Scan the lines below for the string "penumbra" and report how many lines contain it, giving only the number.

## MATERIAL SHOWN
★ ★ ★ ★ ★ ★ ★
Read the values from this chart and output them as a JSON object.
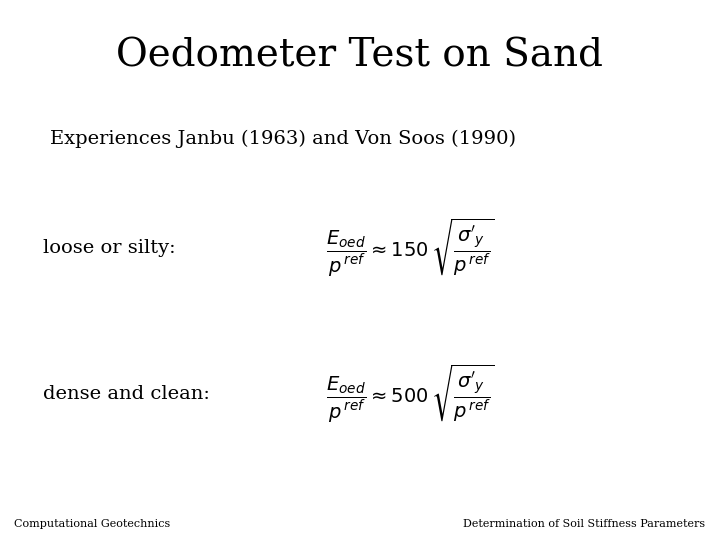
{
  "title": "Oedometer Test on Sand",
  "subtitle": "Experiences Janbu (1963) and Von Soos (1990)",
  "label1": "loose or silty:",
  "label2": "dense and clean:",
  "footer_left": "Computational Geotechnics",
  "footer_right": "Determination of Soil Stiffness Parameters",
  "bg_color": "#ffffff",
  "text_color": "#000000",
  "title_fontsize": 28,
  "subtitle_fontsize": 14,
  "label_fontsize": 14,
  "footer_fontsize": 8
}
★ ★ ★ ★ ★ ★ ★
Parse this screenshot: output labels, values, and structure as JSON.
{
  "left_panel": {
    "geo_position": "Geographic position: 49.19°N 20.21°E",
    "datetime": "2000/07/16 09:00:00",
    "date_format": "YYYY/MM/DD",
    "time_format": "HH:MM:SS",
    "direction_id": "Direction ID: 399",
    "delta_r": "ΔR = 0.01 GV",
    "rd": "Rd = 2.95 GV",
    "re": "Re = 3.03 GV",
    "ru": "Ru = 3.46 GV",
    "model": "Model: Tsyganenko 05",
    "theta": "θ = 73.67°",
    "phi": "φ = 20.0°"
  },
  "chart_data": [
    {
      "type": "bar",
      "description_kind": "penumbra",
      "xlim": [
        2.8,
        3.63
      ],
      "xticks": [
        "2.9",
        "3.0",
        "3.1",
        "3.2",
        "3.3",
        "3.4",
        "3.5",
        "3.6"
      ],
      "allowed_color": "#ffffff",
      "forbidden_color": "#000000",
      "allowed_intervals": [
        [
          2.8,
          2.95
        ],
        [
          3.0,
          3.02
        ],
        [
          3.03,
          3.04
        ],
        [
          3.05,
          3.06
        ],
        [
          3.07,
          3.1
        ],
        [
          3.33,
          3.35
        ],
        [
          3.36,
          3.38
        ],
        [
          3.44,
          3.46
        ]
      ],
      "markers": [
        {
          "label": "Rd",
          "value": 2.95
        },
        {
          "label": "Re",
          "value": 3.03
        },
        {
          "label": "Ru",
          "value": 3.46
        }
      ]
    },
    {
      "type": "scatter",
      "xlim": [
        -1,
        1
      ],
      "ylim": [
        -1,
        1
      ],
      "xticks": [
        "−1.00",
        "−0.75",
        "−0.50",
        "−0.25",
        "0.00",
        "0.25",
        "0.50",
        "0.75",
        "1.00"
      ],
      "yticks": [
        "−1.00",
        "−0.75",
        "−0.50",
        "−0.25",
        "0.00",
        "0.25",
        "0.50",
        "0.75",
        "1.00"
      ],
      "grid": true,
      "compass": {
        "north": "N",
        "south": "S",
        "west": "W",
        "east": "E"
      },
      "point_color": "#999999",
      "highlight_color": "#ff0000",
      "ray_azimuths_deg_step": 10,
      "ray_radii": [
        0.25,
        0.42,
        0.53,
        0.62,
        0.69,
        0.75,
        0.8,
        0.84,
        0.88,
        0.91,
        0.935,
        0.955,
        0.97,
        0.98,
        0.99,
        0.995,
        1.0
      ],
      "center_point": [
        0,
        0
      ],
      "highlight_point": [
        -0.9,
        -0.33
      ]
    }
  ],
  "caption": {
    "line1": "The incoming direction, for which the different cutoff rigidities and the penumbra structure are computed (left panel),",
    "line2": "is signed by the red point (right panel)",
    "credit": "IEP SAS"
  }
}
★ ★ ★ ★ ★ ★ ★
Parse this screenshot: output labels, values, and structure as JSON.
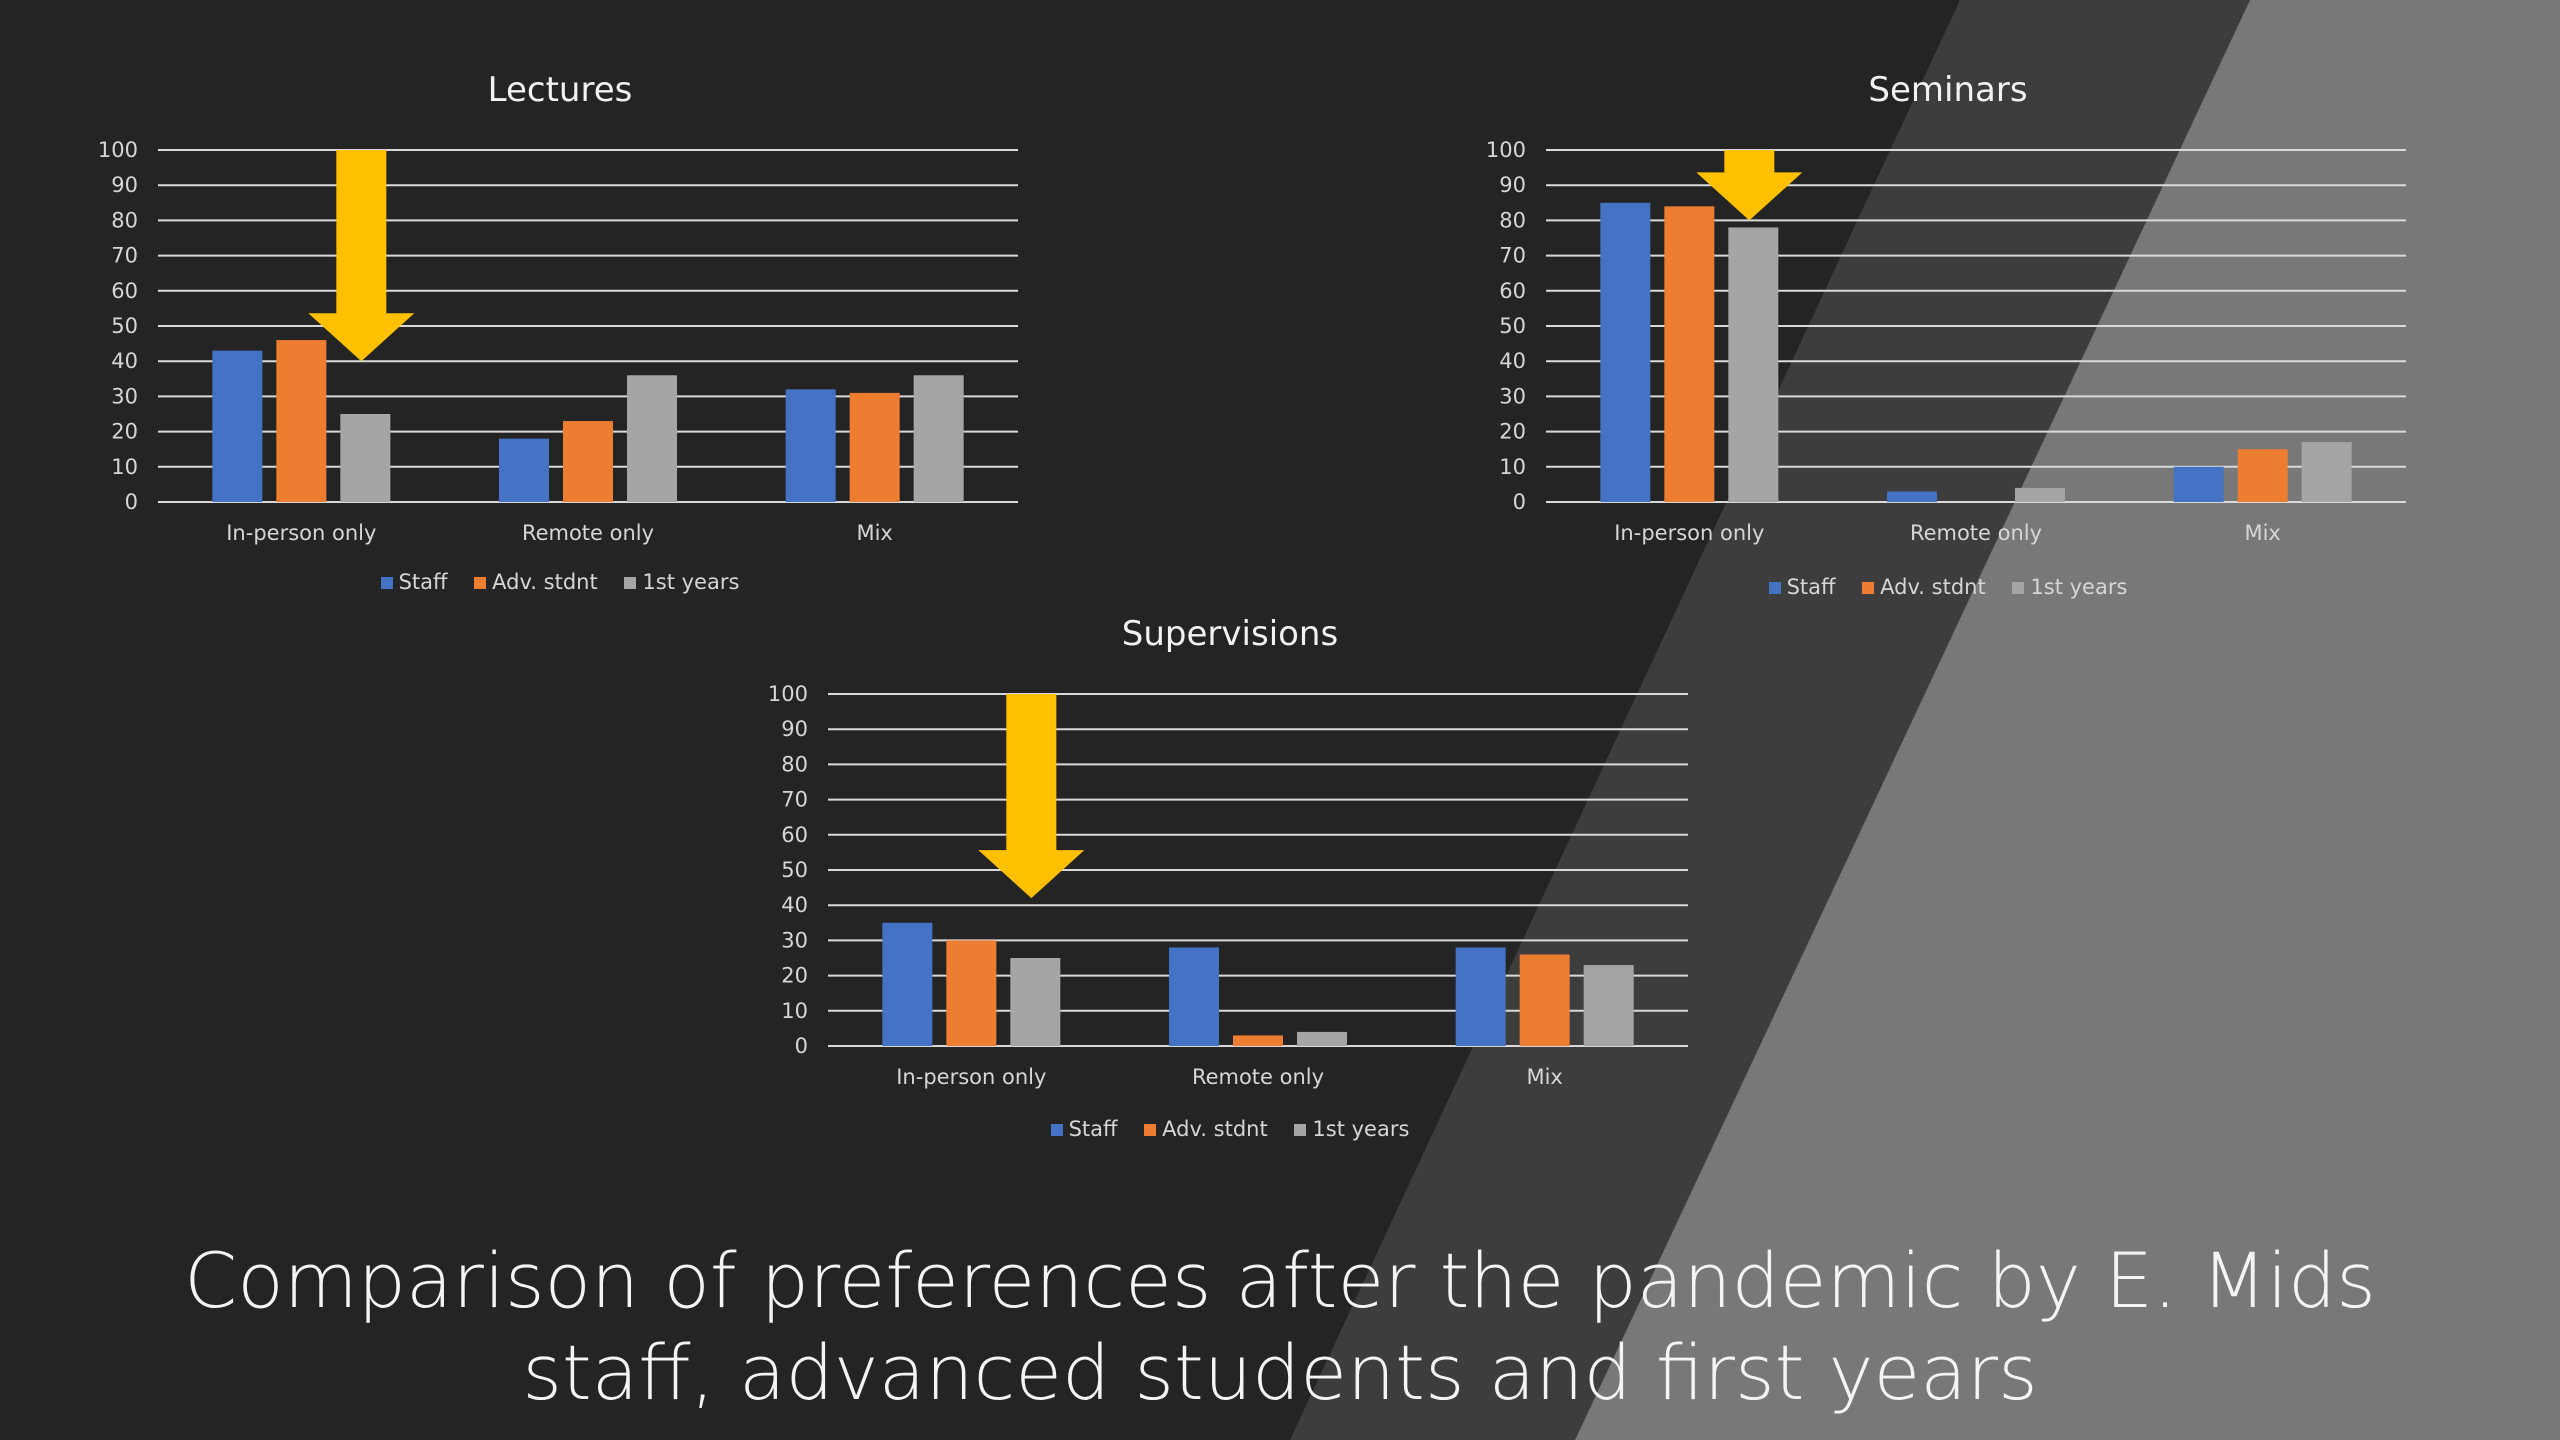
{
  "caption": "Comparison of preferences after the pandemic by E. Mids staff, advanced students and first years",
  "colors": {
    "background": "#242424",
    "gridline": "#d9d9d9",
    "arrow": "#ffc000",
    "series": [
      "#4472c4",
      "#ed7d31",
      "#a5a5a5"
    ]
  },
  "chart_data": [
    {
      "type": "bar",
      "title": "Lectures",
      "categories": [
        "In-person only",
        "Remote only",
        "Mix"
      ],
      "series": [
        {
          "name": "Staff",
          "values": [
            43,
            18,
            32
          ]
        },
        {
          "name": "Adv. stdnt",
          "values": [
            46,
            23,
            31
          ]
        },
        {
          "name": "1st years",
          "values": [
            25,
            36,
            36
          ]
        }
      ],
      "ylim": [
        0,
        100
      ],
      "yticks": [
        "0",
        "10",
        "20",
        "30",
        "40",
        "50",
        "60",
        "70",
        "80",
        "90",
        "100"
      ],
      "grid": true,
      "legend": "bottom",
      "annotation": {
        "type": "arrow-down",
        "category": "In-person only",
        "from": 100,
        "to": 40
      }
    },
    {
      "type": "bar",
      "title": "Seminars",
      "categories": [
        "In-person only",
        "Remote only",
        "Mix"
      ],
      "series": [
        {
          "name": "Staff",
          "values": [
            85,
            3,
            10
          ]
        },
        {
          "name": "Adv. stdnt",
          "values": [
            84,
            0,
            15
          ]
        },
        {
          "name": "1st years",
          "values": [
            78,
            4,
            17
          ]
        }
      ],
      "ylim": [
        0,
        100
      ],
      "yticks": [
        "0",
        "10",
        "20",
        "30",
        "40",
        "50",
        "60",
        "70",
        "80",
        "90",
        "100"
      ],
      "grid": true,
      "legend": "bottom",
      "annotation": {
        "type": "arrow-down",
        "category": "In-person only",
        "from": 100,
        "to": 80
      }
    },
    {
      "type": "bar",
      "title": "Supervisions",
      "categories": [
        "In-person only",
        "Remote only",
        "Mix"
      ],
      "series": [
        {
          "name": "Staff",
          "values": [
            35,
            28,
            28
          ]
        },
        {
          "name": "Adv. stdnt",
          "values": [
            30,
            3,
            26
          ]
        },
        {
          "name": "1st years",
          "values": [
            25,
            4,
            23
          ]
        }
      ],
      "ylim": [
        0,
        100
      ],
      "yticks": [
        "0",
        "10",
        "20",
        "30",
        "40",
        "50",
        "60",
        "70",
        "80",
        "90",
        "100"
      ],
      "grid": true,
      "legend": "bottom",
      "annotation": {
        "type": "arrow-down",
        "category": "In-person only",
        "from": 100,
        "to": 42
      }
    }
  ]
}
★ ★ ★ ★ ★ ★ ★
## RESULT FOR THIS TASK
2